» EXERCISE AIM
Could you print all the entries exactly?

» MATERIAL FOR THIS TASK
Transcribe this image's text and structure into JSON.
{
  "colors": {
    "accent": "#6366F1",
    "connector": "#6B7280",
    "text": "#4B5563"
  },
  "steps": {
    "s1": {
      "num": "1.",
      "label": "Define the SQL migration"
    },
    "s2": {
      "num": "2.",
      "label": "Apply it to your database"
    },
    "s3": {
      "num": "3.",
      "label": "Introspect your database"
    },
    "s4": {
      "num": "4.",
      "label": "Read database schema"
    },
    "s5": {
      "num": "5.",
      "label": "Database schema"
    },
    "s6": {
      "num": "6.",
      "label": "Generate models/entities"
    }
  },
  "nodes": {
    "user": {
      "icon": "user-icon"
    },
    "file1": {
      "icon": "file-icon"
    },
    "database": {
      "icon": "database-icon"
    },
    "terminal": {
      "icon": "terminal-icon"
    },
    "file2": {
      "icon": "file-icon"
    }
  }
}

» SOLUTION
Transcribe this image's text and structure into JSON.
{
  "colors": {
    "accent": "#6366F1",
    "connector": "#6B7280",
    "text": "#4B5563"
  },
  "steps": {
    "s1": {
      "num": "1.",
      "label": "Define the SQL migration"
    },
    "s2": {
      "num": "2.",
      "label": "Apply it to your database"
    },
    "s3": {
      "num": "3.",
      "label": "Introspect your database"
    },
    "s4": {
      "num": "4.",
      "label": "Read database schema"
    },
    "s5": {
      "num": "5.",
      "label": "Database schema"
    },
    "s6": {
      "num": "6.",
      "label": "Generate models/entities"
    }
  },
  "nodes": {
    "user": {
      "icon": "user-icon"
    },
    "file1": {
      "icon": "file-icon"
    },
    "database": {
      "icon": "database-icon"
    },
    "terminal": {
      "icon": "terminal-icon"
    },
    "file2": {
      "icon": "file-icon"
    }
  }
}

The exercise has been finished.